-- BEGIN Listed entries --
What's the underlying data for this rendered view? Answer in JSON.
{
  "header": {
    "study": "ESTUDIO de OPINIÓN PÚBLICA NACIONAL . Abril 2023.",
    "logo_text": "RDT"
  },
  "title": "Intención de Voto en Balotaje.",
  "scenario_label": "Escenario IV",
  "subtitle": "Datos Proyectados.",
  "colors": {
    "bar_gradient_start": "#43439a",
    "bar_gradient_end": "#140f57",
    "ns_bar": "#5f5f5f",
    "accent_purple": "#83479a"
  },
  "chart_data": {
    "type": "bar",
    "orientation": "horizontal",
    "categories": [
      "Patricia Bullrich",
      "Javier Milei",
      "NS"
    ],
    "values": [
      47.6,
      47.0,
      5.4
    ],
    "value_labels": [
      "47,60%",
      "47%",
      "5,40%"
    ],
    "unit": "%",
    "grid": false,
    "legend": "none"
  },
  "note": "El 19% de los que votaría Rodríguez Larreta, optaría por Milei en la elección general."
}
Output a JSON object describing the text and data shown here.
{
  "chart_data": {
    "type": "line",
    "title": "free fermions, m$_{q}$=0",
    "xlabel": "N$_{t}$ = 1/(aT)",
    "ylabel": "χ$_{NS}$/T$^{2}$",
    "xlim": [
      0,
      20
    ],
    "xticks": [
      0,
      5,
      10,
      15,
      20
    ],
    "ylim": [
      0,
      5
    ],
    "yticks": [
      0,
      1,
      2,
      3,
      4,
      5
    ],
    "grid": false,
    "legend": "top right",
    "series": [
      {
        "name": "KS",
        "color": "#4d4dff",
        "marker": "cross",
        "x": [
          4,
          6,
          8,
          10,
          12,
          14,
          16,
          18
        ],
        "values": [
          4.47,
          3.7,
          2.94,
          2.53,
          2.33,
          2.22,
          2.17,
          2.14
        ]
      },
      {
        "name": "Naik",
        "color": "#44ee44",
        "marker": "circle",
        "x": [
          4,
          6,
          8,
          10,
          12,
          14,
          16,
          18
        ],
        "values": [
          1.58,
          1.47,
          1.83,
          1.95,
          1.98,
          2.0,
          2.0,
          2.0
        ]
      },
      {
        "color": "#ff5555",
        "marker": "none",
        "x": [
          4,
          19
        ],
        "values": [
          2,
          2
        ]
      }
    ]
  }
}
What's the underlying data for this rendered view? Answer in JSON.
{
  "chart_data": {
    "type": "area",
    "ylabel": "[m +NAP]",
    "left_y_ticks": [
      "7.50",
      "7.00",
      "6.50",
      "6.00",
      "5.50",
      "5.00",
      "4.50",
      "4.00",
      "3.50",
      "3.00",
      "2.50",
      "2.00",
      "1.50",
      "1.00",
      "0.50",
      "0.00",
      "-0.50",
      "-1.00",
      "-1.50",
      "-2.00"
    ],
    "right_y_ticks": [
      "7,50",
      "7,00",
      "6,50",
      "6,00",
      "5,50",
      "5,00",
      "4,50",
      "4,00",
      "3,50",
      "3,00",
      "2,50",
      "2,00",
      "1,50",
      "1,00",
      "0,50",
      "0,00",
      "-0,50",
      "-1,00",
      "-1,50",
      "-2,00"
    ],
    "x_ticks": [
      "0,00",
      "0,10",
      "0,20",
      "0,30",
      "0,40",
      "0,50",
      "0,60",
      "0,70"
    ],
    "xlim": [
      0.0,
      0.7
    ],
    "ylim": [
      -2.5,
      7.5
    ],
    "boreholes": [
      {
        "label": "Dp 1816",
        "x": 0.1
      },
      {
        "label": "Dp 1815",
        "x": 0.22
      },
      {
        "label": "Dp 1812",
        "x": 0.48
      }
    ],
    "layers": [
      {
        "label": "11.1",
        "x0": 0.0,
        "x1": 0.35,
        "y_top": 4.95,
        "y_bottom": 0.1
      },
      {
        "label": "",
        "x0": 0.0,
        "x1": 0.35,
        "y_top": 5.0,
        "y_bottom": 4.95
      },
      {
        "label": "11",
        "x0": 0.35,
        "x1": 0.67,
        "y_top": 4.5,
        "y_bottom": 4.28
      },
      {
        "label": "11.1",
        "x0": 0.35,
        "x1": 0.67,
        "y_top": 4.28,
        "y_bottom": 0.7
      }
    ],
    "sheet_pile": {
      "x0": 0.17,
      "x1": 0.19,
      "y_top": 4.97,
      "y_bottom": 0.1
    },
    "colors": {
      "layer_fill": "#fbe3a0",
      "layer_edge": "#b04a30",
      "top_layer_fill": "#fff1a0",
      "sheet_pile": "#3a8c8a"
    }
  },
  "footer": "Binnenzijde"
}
-- END Listed entries --
● **Directions**
Return the entries in full, keeping every line exactly as it is.

● **Expected answer**
What's the underlying data for this rendered view? Answer in JSON.
{
  "header": {
    "study": "ESTUDIO de OPINIÓN PÚBLICA NACIONAL . Abril 2023.",
    "logo_text": "RDT"
  },
  "title": "Intención de Voto en Balotaje.",
  "scenario_label": "Escenario IV",
  "subtitle": "Datos Proyectados.",
  "colors": {
    "bar_gradient_start": "#43439a",
    "bar_gradient_end": "#140f57",
    "ns_bar": "#5f5f5f",
    "accent_purple": "#83479a"
  },
  "chart_data": {
    "type": "bar",
    "orientation": "horizontal",
    "categories": [
      "Patricia Bullrich",
      "Javier Milei",
      "NS"
    ],
    "values": [
      47.6,
      47.0,
      5.4
    ],
    "value_labels": [
      "47,60%",
      "47%",
      "5,40%"
    ],
    "unit": "%",
    "grid": false,
    "legend": "none"
  },
  "note": "El 19% de los que votaría Rodríguez Larreta, optaría por Milei en la elección general."
}
Output a JSON object describing the text and data shown here.
{
  "chart_data": {
    "type": "line",
    "title": "free fermions, m$_{q}$=0",
    "xlabel": "N$_{t}$ = 1/(aT)",
    "ylabel": "χ$_{NS}$/T$^{2}$",
    "xlim": [
      0,
      20
    ],
    "xticks": [
      0,
      5,
      10,
      15,
      20
    ],
    "ylim": [
      0,
      5
    ],
    "yticks": [
      0,
      1,
      2,
      3,
      4,
      5
    ],
    "grid": false,
    "legend": "top right",
    "series": [
      {
        "name": "KS",
        "color": "#4d4dff",
        "marker": "cross",
        "x": [
          4,
          6,
          8,
          10,
          12,
          14,
          16,
          18
        ],
        "values": [
          4.47,
          3.7,
          2.94,
          2.53,
          2.33,
          2.22,
          2.17,
          2.14
        ]
      },
      {
        "name": "Naik",
        "color": "#44ee44",
        "marker": "circle",
        "x": [
          4,
          6,
          8,
          10,
          12,
          14,
          16,
          18
        ],
        "values": [
          1.58,
          1.47,
          1.83,
          1.95,
          1.98,
          2.0,
          2.0,
          2.0
        ]
      },
      {
        "color": "#ff5555",
        "marker": "none",
        "x": [
          4,
          19
        ],
        "values": [
          2,
          2
        ]
      }
    ]
  }
}
What's the underlying data for this rendered view? Answer in JSON.
{
  "chart_data": {
    "type": "area",
    "ylabel": "[m +NAP]",
    "left_y_ticks": [
      "7.50",
      "7.00",
      "6.50",
      "6.00",
      "5.50",
      "5.00",
      "4.50",
      "4.00",
      "3.50",
      "3.00",
      "2.50",
      "2.00",
      "1.50",
      "1.00",
      "0.50",
      "0.00",
      "-0.50",
      "-1.00",
      "-1.50",
      "-2.00"
    ],
    "right_y_ticks": [
      "7,50",
      "7,00",
      "6,50",
      "6,00",
      "5,50",
      "5,00",
      "4,50",
      "4,00",
      "3,50",
      "3,00",
      "2,50",
      "2,00",
      "1,50",
      "1,00",
      "0,50",
      "0,00",
      "-0,50",
      "-1,00",
      "-1,50",
      "-2,00"
    ],
    "x_ticks": [
      "0,00",
      "0,10",
      "0,20",
      "0,30",
      "0,40",
      "0,50",
      "0,60",
      "0,70"
    ],
    "xlim": [
      0.0,
      0.7
    ],
    "ylim": [
      -2.5,
      7.5
    ],
    "boreholes": [
      {
        "label": "Dp 1816",
        "x": 0.1
      },
      {
        "label": "Dp 1815",
        "x": 0.22
      },
      {
        "label": "Dp 1812",
        "x": 0.48
      }
    ],
    "layers": [
      {
        "label": "11.1",
        "x0": 0.0,
        "x1": 0.35,
        "y_top": 4.95,
        "y_bottom": 0.1
      },
      {
        "label": "",
        "x0": 0.0,
        "x1": 0.35,
        "y_top": 5.0,
        "y_bottom": 4.95
      },
      {
        "label": "11",
        "x0": 0.35,
        "x1": 0.67,
        "y_top": 4.5,
        "y_bottom": 4.28
      },
      {
        "label": "11.1",
        "x0": 0.35,
        "x1": 0.67,
        "y_top": 4.28,
        "y_bottom": 0.7
      }
    ],
    "sheet_pile": {
      "x0": 0.17,
      "x1": 0.19,
      "y_top": 4.97,
      "y_bottom": 0.1
    },
    "colors": {
      "layer_fill": "#fbe3a0",
      "layer_edge": "#b04a30",
      "top_layer_fill": "#fff1a0",
      "sheet_pile": "#3a8c8a"
    }
  },
  "footer": "Binnenzijde"
}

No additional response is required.